• PROVIDED RECORDS:
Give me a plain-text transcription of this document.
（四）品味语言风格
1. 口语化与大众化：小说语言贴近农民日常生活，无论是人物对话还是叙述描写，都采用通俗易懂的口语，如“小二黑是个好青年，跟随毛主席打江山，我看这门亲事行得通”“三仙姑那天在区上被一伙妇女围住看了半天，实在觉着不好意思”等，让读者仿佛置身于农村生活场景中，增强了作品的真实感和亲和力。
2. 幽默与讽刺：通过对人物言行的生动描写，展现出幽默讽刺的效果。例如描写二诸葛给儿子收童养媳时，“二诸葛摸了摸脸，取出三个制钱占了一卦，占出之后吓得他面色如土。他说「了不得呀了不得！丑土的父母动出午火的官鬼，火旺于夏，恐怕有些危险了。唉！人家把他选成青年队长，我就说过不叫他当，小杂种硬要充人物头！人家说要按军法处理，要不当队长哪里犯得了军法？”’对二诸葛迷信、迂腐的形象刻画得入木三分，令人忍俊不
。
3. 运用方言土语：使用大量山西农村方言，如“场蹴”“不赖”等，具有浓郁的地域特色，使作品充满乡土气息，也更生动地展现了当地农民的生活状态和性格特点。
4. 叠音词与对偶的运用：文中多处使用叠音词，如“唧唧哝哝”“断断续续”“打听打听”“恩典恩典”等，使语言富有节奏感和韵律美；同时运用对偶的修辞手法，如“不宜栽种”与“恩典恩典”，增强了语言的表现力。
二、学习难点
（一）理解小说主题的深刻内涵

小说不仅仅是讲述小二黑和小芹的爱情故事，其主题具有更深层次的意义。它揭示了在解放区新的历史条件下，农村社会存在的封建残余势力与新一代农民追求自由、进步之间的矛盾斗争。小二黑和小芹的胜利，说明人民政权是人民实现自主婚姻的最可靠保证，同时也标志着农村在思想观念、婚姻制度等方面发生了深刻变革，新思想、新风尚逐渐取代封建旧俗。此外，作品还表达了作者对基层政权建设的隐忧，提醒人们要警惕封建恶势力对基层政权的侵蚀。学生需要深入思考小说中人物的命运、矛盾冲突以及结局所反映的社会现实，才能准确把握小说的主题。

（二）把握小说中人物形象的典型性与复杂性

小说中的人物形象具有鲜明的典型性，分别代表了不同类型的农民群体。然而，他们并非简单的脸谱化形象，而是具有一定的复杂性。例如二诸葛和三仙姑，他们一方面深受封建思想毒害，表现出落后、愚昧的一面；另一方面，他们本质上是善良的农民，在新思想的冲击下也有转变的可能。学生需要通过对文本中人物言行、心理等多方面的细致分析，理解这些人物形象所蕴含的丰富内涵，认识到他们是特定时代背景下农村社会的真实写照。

• WORK INSTRUCTIONS:
Copy each record from above without leaving any out.

• ANSWER BELOW:
Give me a plain-text transcription of this document.
（四）品味语言风格
1. 口语化与大众化：小说语言贴近农民日常生活，无论是人物对话还是叙述描写，都采用通俗易懂的口语，如“小二黑是个好青年，跟随毛主席打江山，我看这门亲事行得通”“三仙姑那天在区上被一伙妇女围住看了半天，实在觉着不好意思”等，让读者仿佛置身于农村生活场景中，增强了作品的真实感和亲和力。
2. 幽默与讽刺：通过对人物言行的生动描写，展现出幽默讽刺的效果。例如描写二诸葛给儿子收童养媳时，“二诸葛摸了摸脸，取出三个制钱占了一卦，占出之后吓得他面色如土。他说「了不得呀了不得！丑土的父母动出午火的官鬼，火旺于夏，恐怕有些危险了。唉！人家把他选成青年队长，我就说过不叫他当，小杂种硬要充人物头！人家说要按军法处理，要不当队长哪里犯得了军法？”’对二诸葛迷信、迂腐的形象刻画得入木三分，令人忍俊不
。
3. 运用方言土语：使用大量山西农村方言，如“场蹴”“不赖”等，具有浓郁的地域特色，使作品充满乡土气息，也更生动地展现了当地农民的生活状态和性格特点。
4. 叠音词与对偶的运用：文中多处使用叠音词，如“唧唧哝哝”“断断续续”“打听打听”“恩典恩典”等，使语言富有节奏感和韵律美；同时运用对偶的修辞手法，如“不宜栽种”与“恩典恩典”，增强了语言的表现力。
二、学习难点
（一）理解小说主题的深刻内涵

小说不仅仅是讲述小二黑和小芹的爱情故事，其主题具有更深层次的意义。它揭示了在解放区新的历史条件下，农村社会存在的封建残余势力与新一代农民追求自由、进步之间的矛盾斗争。小二黑和小芹的胜利，说明人民政权是人民实现自主婚姻的最可靠保证，同时也标志着农村在思想观念、婚姻制度等方面发生了深刻变革，新思想、新风尚逐渐取代封建旧俗。此外，作品还表达了作者对基层政权建设的隐忧，提醒人们要警惕封建恶势力对基层政权的侵蚀。学生需要深入思考小说中人物的命运、矛盾冲突以及结局所反映的社会现实，才能准确把握小说的主题。

（二）把握小说中人物形象的典型性与复杂性

小说中的人物形象具有鲜明的典型性，分别代表了不同类型的农民群体。然而，他们并非简单的脸谱化形象，而是具有一定的复杂性。例如二诸葛和三仙姑，他们一方面深受封建思想毒害，表现出落后、愚昧的一面；另一方面，他们本质上是善良的农民，在新思想的冲击下也有转变的可能。学生需要通过对文本中人物言行、心理等多方面的细致分析，理解这些人物形象所蕴含的丰富内涵，认识到他们是特定时代背景下农村社会的真实写照。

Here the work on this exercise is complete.